▶ **JOB**
Find the lines below that contain the word "sizeof" and count them. Only the number should be given.
## START
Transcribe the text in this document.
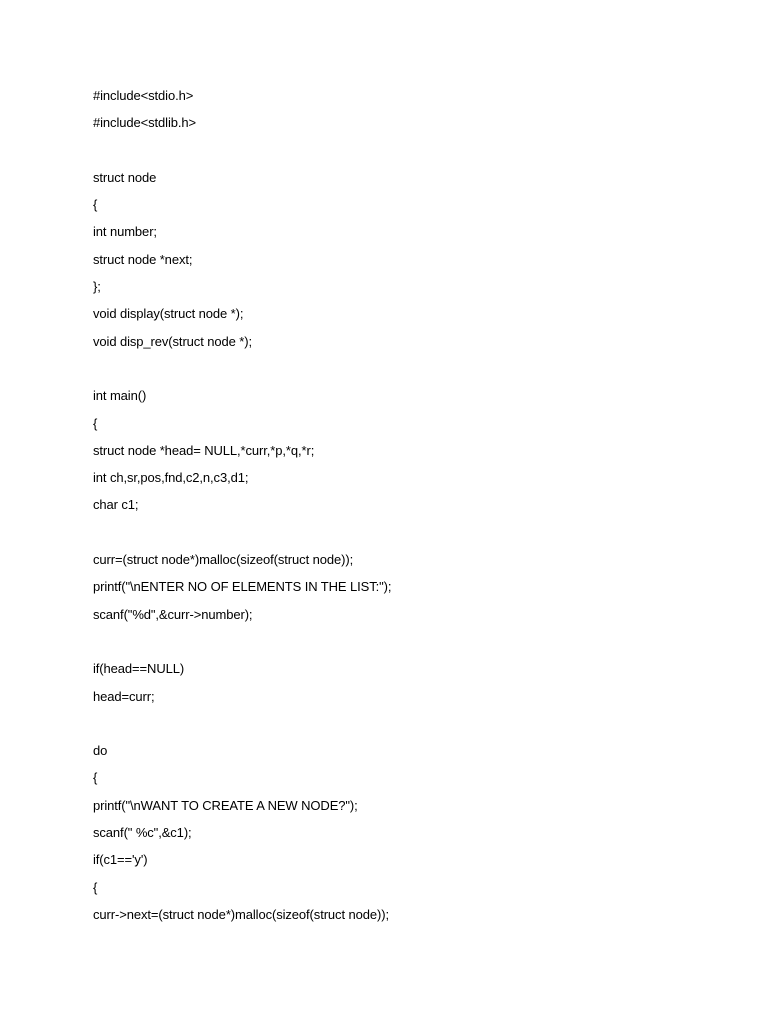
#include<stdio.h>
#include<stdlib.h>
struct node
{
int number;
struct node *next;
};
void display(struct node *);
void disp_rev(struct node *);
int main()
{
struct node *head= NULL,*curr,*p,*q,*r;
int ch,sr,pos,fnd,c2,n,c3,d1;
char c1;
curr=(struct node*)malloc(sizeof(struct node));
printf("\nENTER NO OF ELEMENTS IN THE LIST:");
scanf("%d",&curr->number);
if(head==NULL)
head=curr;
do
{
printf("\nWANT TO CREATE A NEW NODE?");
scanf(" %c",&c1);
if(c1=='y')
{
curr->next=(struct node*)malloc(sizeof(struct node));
## END
▶ **WRITTEN SOLUTION**
2